I use stones from Ken Schwartz which he makes to fit the Edge Pro fixture.


----------



## sideKahr (Oct 15, 2014)

It's a mirror! I've never seen a knife that sharp.


----------



## The Tourist (Jun 9, 2016)

sideKahr said:


> It's a mirror! I've never seen a knife that sharp.


I did get one sharper, simply because it was a thinner blade blank and had a distal taper. It is a TOPS C.U.T. 4.0, a novel design blending a survival knife and a karambit for defense. It has a ring on the back of the handle.

Despite all of the Hollywood knives and exotic steels or the legends about switchblades and Bowie knives, I consider this fixed blade to be the most lethal knife I've ever owned.

The 3.2 million grit edge on a knife like this will simply cut you to the bone with little if any pressure.


----------



## The Tourist (Jun 9, 2016)

I might add that a knife does not have to be expensive or well made to be refined with a bit of patience.

Below is a collaborative knife from Ruger and CRKT. The knife itself is strong and well made, the edge was a disaster. It was crooked and uneven on the belly bevel, and the tanto bevel wasn't sharp at all.

But I wanted a low buck knife for daily carry to bang up if needed, and as a salesman for Blue Ridge, I got the knife for 40 bucks. Yes, it has time and materials in it to get it into this shape. But all the tools I used are available to any of you preppers through Ben Dale at Edge Pro and Ken Schwartz.

Ken can usually be found on FaceBook, and he carries everything, even full-size stones for katanas.


----------



## homefire (Apr 20, 2017)

sideKahr said:


> It's a mirror! I've never seen a knife that sharp.


I have. Nice collection.


----------



## Full_bag_of_marbles (Apr 20, 2017)

homefire said:


> I have. Nice collection.


pics or it ain't true


----------



## homefire (Apr 20, 2017)

That's not my department. This is a nice collection of knives. Tourist, you should be proud.


----------



## Smitty901 (Nov 16, 2012)

I am really behind the times. Still using a Buck 119. I know I had it when I got married 41 years ago , not sure how long before that I had it. I know darn well it was never that sharp.


----------

AIM 1:
In the knife-sharpening thread, how much did The Tourist pay for the Ruger and CRKT collaborative knife?
AIM 2:
Copy the records verbatim, starting at their first line and ending with the line that contains "Bar [230, 242, 255, 252]", including that line.

MATERIAL TO PROCESS:
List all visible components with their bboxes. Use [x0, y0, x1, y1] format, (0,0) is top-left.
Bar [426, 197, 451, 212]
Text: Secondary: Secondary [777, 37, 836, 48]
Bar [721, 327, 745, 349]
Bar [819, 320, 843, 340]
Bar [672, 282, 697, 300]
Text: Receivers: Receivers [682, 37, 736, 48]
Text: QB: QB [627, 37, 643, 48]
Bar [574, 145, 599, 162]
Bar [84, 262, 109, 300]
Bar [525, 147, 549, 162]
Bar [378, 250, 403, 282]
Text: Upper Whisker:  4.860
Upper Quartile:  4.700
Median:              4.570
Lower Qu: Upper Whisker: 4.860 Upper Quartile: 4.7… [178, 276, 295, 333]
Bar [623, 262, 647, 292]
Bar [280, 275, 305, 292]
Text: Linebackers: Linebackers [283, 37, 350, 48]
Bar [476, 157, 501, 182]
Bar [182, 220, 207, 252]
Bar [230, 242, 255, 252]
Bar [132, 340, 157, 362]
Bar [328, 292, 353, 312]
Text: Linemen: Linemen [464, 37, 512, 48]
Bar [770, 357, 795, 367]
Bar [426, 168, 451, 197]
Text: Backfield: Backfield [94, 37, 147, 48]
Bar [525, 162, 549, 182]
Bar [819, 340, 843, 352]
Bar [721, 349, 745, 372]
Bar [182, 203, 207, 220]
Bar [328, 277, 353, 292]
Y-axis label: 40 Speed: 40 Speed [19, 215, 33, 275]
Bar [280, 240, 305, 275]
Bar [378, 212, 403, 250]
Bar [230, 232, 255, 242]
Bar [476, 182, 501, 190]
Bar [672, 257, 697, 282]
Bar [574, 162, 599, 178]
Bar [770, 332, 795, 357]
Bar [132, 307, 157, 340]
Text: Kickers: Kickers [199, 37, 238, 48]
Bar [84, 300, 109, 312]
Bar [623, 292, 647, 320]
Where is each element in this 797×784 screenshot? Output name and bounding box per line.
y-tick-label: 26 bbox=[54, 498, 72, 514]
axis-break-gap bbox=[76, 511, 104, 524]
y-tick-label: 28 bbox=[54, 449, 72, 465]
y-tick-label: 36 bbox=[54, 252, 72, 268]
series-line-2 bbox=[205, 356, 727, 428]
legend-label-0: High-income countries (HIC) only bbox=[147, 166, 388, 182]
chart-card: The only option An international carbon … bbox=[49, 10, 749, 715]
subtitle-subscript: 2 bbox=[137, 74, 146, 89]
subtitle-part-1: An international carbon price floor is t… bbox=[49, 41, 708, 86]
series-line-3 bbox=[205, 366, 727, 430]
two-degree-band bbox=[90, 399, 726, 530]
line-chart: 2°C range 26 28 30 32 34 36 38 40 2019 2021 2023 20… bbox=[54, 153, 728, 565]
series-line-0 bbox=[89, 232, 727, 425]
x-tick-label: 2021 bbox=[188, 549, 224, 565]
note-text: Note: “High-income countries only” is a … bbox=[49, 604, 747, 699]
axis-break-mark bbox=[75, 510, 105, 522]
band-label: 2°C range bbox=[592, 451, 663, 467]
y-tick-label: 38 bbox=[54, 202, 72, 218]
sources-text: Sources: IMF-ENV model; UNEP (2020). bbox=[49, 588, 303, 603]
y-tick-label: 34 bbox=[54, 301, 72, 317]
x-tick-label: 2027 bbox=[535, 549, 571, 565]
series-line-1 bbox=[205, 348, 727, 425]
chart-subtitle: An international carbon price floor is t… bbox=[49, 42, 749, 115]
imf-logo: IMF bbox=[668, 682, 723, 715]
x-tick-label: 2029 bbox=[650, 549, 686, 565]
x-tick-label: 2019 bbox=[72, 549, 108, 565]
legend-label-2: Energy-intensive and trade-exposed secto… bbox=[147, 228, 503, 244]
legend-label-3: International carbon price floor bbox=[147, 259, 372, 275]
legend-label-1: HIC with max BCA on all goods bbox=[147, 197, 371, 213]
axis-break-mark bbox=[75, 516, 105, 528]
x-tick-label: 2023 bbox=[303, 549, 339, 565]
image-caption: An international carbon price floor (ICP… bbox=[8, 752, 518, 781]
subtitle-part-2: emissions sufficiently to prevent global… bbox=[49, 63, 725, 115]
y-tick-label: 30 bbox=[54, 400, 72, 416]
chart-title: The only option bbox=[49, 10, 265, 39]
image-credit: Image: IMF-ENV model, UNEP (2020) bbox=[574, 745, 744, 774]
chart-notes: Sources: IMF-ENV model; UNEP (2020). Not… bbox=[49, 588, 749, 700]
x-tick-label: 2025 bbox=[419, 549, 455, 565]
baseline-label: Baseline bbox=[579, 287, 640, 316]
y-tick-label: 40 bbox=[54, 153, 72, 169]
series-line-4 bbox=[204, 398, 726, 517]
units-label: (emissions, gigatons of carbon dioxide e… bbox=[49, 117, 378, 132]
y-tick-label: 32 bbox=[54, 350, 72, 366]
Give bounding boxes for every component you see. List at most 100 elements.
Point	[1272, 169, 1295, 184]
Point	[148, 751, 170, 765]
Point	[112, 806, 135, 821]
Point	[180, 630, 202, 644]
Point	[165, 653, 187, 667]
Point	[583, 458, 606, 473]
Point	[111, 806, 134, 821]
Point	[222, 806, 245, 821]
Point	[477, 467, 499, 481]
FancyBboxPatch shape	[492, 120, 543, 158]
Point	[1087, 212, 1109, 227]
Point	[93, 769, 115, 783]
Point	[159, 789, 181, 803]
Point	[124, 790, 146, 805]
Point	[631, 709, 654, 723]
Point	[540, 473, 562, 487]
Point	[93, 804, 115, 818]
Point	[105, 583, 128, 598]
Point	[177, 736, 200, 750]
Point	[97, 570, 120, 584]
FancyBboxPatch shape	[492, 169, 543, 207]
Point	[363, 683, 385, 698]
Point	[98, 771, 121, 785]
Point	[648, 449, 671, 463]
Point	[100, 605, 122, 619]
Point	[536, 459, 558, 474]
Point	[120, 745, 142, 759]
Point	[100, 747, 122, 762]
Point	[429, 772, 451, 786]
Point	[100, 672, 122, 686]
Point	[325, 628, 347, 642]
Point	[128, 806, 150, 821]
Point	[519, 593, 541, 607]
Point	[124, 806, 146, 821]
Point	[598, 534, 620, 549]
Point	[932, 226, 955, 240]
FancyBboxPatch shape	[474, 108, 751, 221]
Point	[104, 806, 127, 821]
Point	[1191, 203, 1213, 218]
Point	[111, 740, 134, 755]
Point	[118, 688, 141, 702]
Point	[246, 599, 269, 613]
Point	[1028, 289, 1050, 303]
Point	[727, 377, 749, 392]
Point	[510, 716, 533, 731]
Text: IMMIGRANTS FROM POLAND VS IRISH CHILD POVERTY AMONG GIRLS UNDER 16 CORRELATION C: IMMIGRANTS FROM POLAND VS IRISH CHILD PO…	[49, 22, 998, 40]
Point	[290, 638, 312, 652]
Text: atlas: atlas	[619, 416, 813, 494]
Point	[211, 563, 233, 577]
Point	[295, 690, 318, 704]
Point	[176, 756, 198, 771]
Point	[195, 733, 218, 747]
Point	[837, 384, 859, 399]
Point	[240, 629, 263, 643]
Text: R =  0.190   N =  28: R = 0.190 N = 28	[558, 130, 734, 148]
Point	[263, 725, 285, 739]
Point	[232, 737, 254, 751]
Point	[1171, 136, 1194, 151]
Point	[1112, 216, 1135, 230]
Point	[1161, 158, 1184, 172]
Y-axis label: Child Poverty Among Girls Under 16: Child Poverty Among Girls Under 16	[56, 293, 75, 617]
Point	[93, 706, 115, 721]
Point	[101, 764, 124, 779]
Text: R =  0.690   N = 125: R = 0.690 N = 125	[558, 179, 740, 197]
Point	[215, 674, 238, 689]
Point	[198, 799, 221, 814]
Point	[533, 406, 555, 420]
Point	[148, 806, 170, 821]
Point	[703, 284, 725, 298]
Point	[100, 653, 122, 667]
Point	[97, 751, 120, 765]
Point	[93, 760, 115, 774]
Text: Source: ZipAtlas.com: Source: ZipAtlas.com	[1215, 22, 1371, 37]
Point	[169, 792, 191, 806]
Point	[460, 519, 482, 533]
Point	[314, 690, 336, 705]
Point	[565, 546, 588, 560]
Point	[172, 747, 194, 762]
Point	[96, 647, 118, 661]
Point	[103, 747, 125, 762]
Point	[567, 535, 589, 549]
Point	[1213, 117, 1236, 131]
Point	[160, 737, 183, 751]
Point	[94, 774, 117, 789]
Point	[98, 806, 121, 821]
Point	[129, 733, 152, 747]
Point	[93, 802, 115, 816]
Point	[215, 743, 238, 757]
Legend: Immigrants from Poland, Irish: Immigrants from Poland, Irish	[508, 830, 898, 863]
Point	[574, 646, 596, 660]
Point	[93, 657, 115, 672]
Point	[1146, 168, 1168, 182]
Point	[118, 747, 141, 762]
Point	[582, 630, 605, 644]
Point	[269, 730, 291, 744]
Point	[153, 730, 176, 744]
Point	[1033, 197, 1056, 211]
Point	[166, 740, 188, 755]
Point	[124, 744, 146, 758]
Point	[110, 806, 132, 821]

WORKED ANSWER 1:
40 bucks.

WORKED ANSWER 2:
List all visible components with their bboxes. Use [x0, y0, x1, y1] format, (0,0) is top-left.
Bar [426, 197, 451, 212]
Text: Secondary: Secondary [777, 37, 836, 48]
Bar [721, 327, 745, 349]
Bar [819, 320, 843, 340]
Bar [672, 282, 697, 300]
Text: Receivers: Receivers [682, 37, 736, 48]
Text: QB: QB [627, 37, 643, 48]
Bar [574, 145, 599, 162]
Bar [84, 262, 109, 300]
Bar [525, 147, 549, 162]
Bar [378, 250, 403, 282]
Text: Upper Whisker:  4.860
Upper Quartile:  4.700
Median:              4.570
Lower Qu: Upper Whisker: 4.860 Upper Quartile: 4.7… [178, 276, 295, 333]
Bar [623, 262, 647, 292]
Bar [280, 275, 305, 292]
Text: Linebackers: Linebackers [283, 37, 350, 48]
Bar [476, 157, 501, 182]
Bar [182, 220, 207, 252]
Bar [230, 242, 255, 252]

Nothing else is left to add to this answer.